- SUPPLIED TEXT:
The rate of change of one quantity with respect to another is the change in the first quantity, divided by the change in the second. As in previous examples, we found the rate at which money was made with respect to time by dividing the amount of money made by the time required to make it.

By analogy, the rate at which we use fuel with respect to miles traveled is the change in the amount of fuel divided by the number of miles traveled. In this case we use 60 gallons of fuel in 1200 miles, so the average rate it 60 gal / (1200 miles) = .05 gallons / mile.

Note that this question didn't ask for miles per gallon. Miles per gallon is an appropriate and common calculation, but it measures the rate at which miles are covered with respect to the amount of fuel used. Be sure you see the difference.

- EXERCISE DATA:
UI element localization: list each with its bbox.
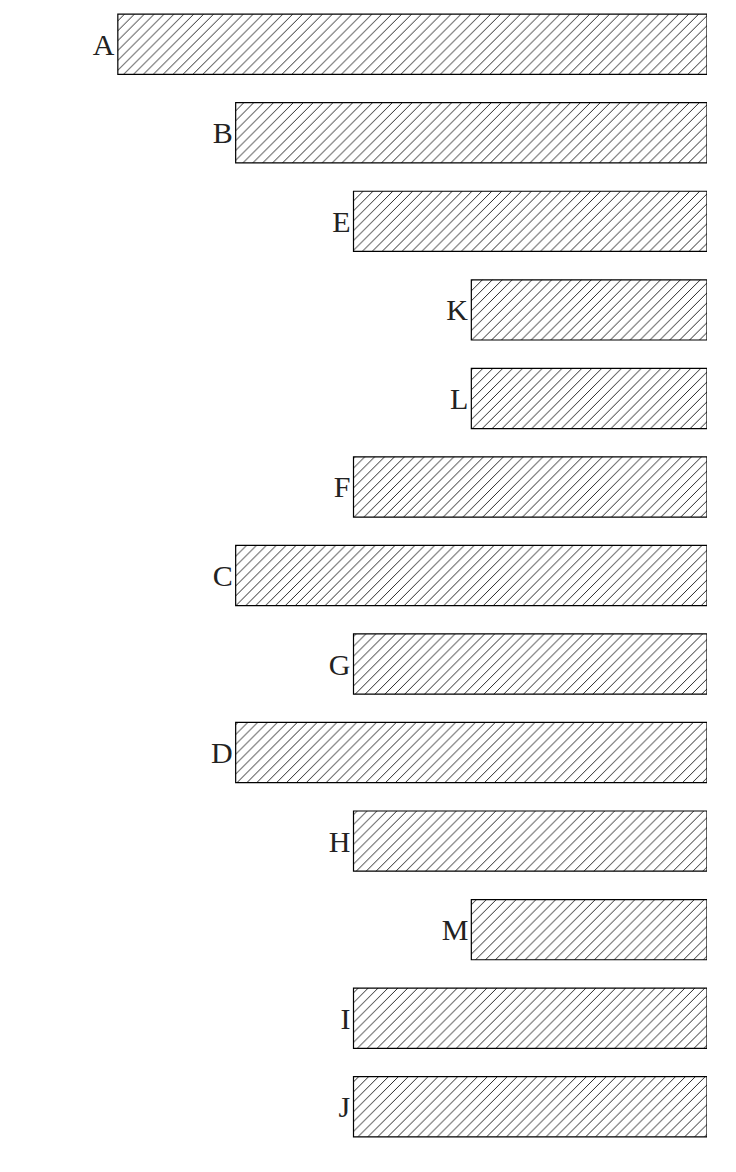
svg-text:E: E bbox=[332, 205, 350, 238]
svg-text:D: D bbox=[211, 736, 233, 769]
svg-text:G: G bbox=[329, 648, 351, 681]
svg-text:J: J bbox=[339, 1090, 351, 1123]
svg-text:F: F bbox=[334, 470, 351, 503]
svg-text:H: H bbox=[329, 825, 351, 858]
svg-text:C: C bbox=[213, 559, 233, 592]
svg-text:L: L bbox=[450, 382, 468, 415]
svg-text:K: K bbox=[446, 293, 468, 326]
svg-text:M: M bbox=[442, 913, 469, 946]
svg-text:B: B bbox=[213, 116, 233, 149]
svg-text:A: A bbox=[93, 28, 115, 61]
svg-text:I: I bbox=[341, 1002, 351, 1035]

- WRITTEN TASKS:
**A)** In the records, starting at the line containing "svg-text:E: E bbox=[332, 205, 350, 238]" and ending at the last line of the records, change every "bbox" to "box" and give those lines with nothing else altered.
**B)** Continue the passage on fuel consumption rates from its last sentence.

- SOLVED PROBLEMS:
**A)**
svg-text:E: E box=[332, 205, 350, 238]
svg-text:D: D box=[211, 736, 233, 769]
svg-text:G: G box=[329, 648, 351, 681]
svg-text:J: J box=[339, 1090, 351, 1123]
svg-text:F: F box=[334, 470, 351, 503]
svg-text:H: H box=[329, 825, 351, 858]
svg-text:C: C box=[213, 559, 233, 592]
svg-text:L: L box=[450, 382, 468, 415]
svg-text:K: K box=[446, 293, 468, 326]
svg-text:M: M box=[442, 913, 469, 946]
svg-text:B: B box=[213, 116, 233, 149]
svg-text:A: A box=[93, 28, 115, 61]
svg-text:I: I box=[341, 1002, 351, 1035]

**B)**
Note that in this problem we again have here an example of a rate, but unlike previous instances this rate is not calculated with respect to time. This rate is calculated with respect to the amount of fuel used. We divide the accumulated quantity, in this case miles, by the amount of fuel required to cover t miles. Note that again we call the result of this problem an average rate because there are always at least subtle differences in driving conditions that result in more or fewer miles covered with a certain amount of fuel.

It's very important to understand the phrase 'with respect to'. Whether the calculation makes sense or not, it is defined by the order of the terms.

In this case gallons / mile tells you how many gallons you are burning, on the average, per mile. This concept is not as familiar as miles / gallon, but except for familiarity it's technically no more difficult.

You need to make note of anything in the given solution that you didn't understand when you solved the problem. If new ideas have been introduced in the solution, you need to note them. If you notice an error in your own thinking then you need to note that. In your own words, explain anything you didn't already understand and save your response as Notes.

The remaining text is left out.